Source data
----

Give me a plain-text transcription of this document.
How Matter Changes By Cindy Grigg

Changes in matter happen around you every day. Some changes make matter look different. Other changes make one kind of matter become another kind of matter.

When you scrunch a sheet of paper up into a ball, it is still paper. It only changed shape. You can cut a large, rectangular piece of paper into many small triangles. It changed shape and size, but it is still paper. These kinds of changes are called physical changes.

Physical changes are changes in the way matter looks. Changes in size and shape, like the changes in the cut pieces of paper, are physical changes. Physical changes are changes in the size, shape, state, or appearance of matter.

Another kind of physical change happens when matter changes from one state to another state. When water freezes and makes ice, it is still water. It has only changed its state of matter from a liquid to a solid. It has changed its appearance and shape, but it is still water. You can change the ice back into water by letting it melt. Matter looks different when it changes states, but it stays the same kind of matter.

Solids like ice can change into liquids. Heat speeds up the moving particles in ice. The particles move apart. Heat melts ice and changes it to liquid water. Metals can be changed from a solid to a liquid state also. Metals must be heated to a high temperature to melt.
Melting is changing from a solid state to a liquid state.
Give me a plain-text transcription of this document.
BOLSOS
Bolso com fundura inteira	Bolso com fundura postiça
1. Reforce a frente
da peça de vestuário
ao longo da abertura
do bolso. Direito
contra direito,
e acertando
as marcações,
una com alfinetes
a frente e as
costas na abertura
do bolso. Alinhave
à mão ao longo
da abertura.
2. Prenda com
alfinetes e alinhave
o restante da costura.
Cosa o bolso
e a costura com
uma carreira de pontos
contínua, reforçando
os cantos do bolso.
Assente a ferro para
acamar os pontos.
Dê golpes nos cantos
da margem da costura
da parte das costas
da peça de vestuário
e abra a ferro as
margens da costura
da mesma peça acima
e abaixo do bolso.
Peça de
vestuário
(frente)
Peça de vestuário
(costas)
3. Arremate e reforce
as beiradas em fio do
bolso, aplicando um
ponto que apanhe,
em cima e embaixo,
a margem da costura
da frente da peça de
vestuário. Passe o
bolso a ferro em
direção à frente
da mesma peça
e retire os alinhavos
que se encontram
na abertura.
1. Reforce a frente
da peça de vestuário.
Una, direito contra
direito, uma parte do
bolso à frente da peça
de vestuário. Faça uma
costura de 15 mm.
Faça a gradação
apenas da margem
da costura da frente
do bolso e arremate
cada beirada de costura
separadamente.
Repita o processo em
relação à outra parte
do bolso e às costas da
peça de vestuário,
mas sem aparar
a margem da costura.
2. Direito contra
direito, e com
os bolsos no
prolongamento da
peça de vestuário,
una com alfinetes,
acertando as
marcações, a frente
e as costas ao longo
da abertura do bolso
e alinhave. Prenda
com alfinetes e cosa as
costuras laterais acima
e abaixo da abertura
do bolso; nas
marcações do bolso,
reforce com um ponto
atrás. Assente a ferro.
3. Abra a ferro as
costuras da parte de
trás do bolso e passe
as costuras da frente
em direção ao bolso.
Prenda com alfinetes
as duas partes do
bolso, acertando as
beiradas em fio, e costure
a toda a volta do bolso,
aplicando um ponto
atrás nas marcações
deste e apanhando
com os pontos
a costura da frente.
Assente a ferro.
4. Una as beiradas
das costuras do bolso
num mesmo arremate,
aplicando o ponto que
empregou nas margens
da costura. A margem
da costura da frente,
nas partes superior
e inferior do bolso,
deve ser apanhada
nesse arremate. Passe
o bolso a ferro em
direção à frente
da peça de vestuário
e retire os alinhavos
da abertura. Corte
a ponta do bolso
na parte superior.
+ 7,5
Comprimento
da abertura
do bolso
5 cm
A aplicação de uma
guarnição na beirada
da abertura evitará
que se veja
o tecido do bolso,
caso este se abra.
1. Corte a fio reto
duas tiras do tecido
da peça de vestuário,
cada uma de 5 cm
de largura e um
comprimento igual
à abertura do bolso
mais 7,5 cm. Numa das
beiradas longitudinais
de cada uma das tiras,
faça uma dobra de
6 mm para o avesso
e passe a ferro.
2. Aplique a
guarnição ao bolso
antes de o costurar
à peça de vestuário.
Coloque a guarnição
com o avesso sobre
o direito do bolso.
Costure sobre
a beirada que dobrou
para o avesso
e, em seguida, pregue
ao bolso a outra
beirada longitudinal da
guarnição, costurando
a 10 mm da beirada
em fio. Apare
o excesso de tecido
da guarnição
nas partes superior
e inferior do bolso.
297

----

Given exercise: Select all lines in the listing above where the word "like" appears, and show them.

Final answer:
Physical changes are changes in the way matter looks. Changes in size and shape, like the changes in the cut pieces of paper, are physical changes. Physical changes are changes in the size, shape, state, or appearance of matter.
Solids like ice can change into liquids. Heat speeds up the moving particles in ice. The particles move apart. Heat melts ice and changes it to liquid water. Metals can be changed from a solid to a liquid state also. Metals must be heated to a high temperature to melt.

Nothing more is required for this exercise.